# What this task involves
Copy the data exactly as it appears, and do not include any pictures.

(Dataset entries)
(begin)
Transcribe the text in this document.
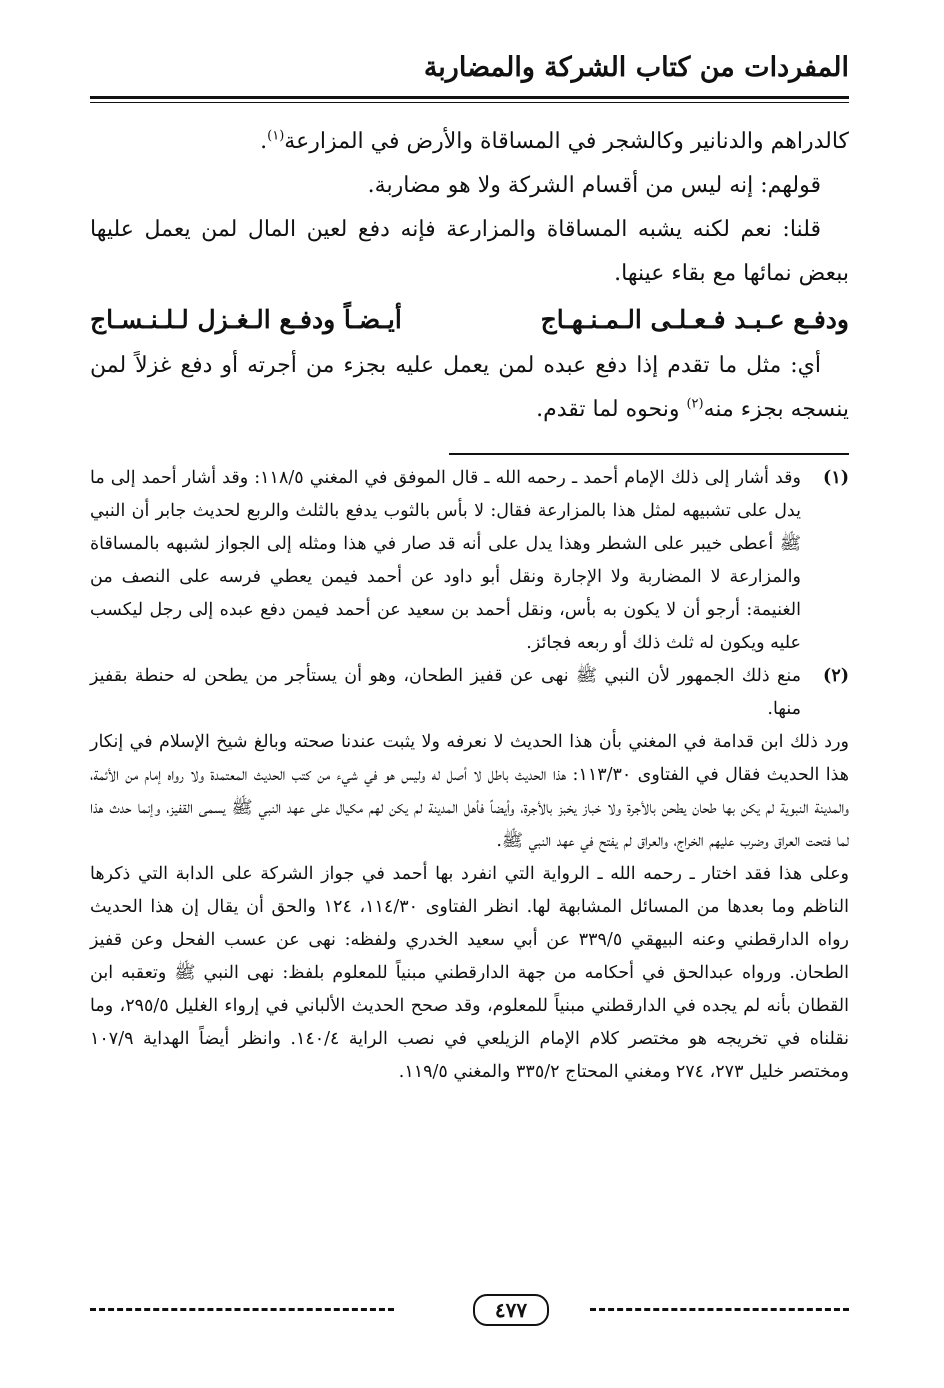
المفردات من كتاب الشركة والمضاربة

كالدراهم والدنانير وكالشجر في المساقاة والأرض في المزارعة$^{(١)}$.

قولهم: إنه ليس من أقسام الشركة ولا هو مضاربة.

قلنا: نعم لكنه يشبه المساقاة والمزارعة فإنه دفع لعين المال لمن يعمل عليها ببعض نمائها مع بقاء عينها.

ودفـع عـبـد فـعـلـى الـمـنـهـاج
أيـضـاً ودفـع الـغـزل لـلـنـسـاج

أي: مثل ما تقدم إذا دفع عبده لمن يعمل عليه بجزء من أجرته أو دفع غزلاً لمن ينسجه بجزء منه$^{(٢)}$ ونحوه لما تقدم.

(١)

وقد أشار إلى ذلك الإمام أحمد ـ رحمه الله ـ قال الموفق في المغني ١١٨/٥: وقد أشار أحمد إلى ما يدل على تشبيهه لمثل هذا بالمزارعة فقال: لا بأس بالثوب يدفع بالثلث والربع لحديث جابر أن النبي ﷺ أعطى خيبر على الشطر وهذا يدل على أنه قد صار في هذا ومثله إلى الجواز لشبهه بالمساقاة والمزارعة لا المضاربة ولا الإجارة ونقل أبو داود عن أحمد فيمن يعطي فرسه على النصف من الغنيمة: أرجو أن لا يكون به بأس، ونقل أحمد بن سعيد عن أحمد فيمن دفع عبده إلى رجل ليكسب عليه ويكون له ثلث ذلك أو ربعه فجائز.

(٢)

منع ذلك الجمهور لأن النبي ﷺ نهى عن قفيز الطحان، وهو أن يستأجر من يطحن له حنطة بقفيز منها.

ورد ذلك ابن قدامة في المغني بأن هذا الحديث لا نعرفه ولا يثبت عندنا صحته وبالغ شيخ الإسلام في إنكار هذا الحديث فقال في الفتاوى ١١٣/٣٠: هذا الحديث باطل لا أصل له وليس هو في شيء من كتب الحديث المعتمدة ولا رواه إمام من الأئمة، والمدينة النبوية لم يكن بها طحان يطحن بالأجرة ولا خباز يخبز بالأجرة، وأيضاً فأهل المدينة لم يكن لهم مكيال على عهد النبي ﷺ يسمى القفيز، وإنما حدث هذا لما فتحت العراق وضرب عليهم الخراج، والعراق لم يفتح في عهد النبي ﷺ.

وعلى هذا فقد اختار ـ رحمه الله ـ الرواية التي انفرد بها أحمد في جواز الشركة على الدابة التي ذكرها الناظم وما بعدها من المسائل المشابهة لها. انظر الفتاوى ١١٤/٣٠، ١٢٤ والحق أن يقال إن هذا الحديث رواه الدارقطني وعنه البيهقي ٣٣٩/٥ عن أبي سعيد الخدري ولفظه: نهى عن عسب الفحل وعن قفيز الطحان. ورواه عبدالحق في أحكامه من جهة الدارقطني مبنياً للمعلوم بلفظ: نهى النبي ﷺ وتعقبه ابن القطان بأنه لم يجده في الدارقطني مبنياً للمعلوم، وقد صحح الحديث الألباني في إرواء الغليل ٢٩٥/٥، وما نقلناه في تخريجه هو مختصر كلام الإمام الزيلعي في نصب الراية ١٤٠/٤. وانظر أيضاً الهداية ١٠٧/٩ ومختصر خليل ٢٧٣، ٢٧٤ ومغني المحتاج ٣٣٥/٢ والمغني ١١٩/٥.

٤٧٧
(end)
# Result
Transcribe the text in this document.
المفردات من كتاب الشركة والمضاربة

كالدراهم والدنانير وكالشجر في المساقاة والأرض في المزارعة$^{(١)}$.

قولهم: إنه ليس من أقسام الشركة ولا هو مضاربة.

قلنا: نعم لكنه يشبه المساقاة والمزارعة فإنه دفع لعين المال لمن يعمل عليها ببعض نمائها مع بقاء عينها.

ودفـع عـبـد فـعـلـى الـمـنـهـاج
أيـضـاً ودفـع الـغـزل لـلـنـسـاج

أي: مثل ما تقدم إذا دفع عبده لمن يعمل عليه بجزء من أجرته أو دفع غزلاً لمن ينسجه بجزء منه$^{(٢)}$ ونحوه لما تقدم.

(١)

وقد أشار إلى ذلك الإمام أحمد ـ رحمه الله ـ قال الموفق في المغني ١١٨/٥: وقد أشار أحمد إلى ما يدل على تشبيهه لمثل هذا بالمزارعة فقال: لا بأس بالثوب يدفع بالثلث والربع لحديث جابر أن النبي ﷺ أعطى خيبر على الشطر وهذا يدل على أنه قد صار في هذا ومثله إلى الجواز لشبهه بالمساقاة والمزارعة لا المضاربة ولا الإجارة ونقل أبو داود عن أحمد فيمن يعطي فرسه على النصف من الغنيمة: أرجو أن لا يكون به بأس، ونقل أحمد بن سعيد عن أحمد فيمن دفع عبده إلى رجل ليكسب عليه ويكون له ثلث ذلك أو ربعه فجائز.

(٢)

منع ذلك الجمهور لأن النبي ﷺ نهى عن قفيز الطحان، وهو أن يستأجر من يطحن له حنطة بقفيز منها.

ورد ذلك ابن قدامة في المغني بأن هذا الحديث لا نعرفه ولا يثبت عندنا صحته وبالغ شيخ الإسلام في إنكار هذا الحديث فقال في الفتاوى ١١٣/٣٠: هذا الحديث باطل لا أصل له وليس هو في شيء من كتب الحديث المعتمدة ولا رواه إمام من الأئمة، والمدينة النبوية لم يكن بها طحان يطحن بالأجرة ولا خباز يخبز بالأجرة، وأيضاً فأهل المدينة لم يكن لهم مكيال على عهد النبي ﷺ يسمى القفيز، وإنما حدث هذا لما فتحت العراق وضرب عليهم الخراج، والعراق لم يفتح في عهد النبي ﷺ.

وعلى هذا فقد اختار ـ رحمه الله ـ الرواية التي انفرد بها أحمد في جواز الشركة على الدابة التي ذكرها الناظم وما بعدها من المسائل المشابهة لها. انظر الفتاوى ١١٤/٣٠، ١٢٤ والحق أن يقال إن هذا الحديث رواه الدارقطني وعنه البيهقي ٣٣٩/٥ عن أبي سعيد الخدري ولفظه: نهى عن عسب الفحل وعن قفيز الطحان. ورواه عبدالحق في أحكامه من جهة الدارقطني مبنياً للمعلوم بلفظ: نهى النبي ﷺ وتعقبه ابن القطان بأنه لم يجده في الدارقطني مبنياً للمعلوم، وقد صحح الحديث الألباني في إرواء الغليل ٢٩٥/٥، وما نقلناه في تخريجه هو مختصر كلام الإمام الزيلعي في نصب الراية ١٤٠/٤. وانظر أيضاً الهداية ١٠٧/٩ ومختصر خليل ٢٧٣، ٢٧٤ ومغني المحتاج ٣٣٥/٢ والمغني ١١٩/٥.

٤٧٧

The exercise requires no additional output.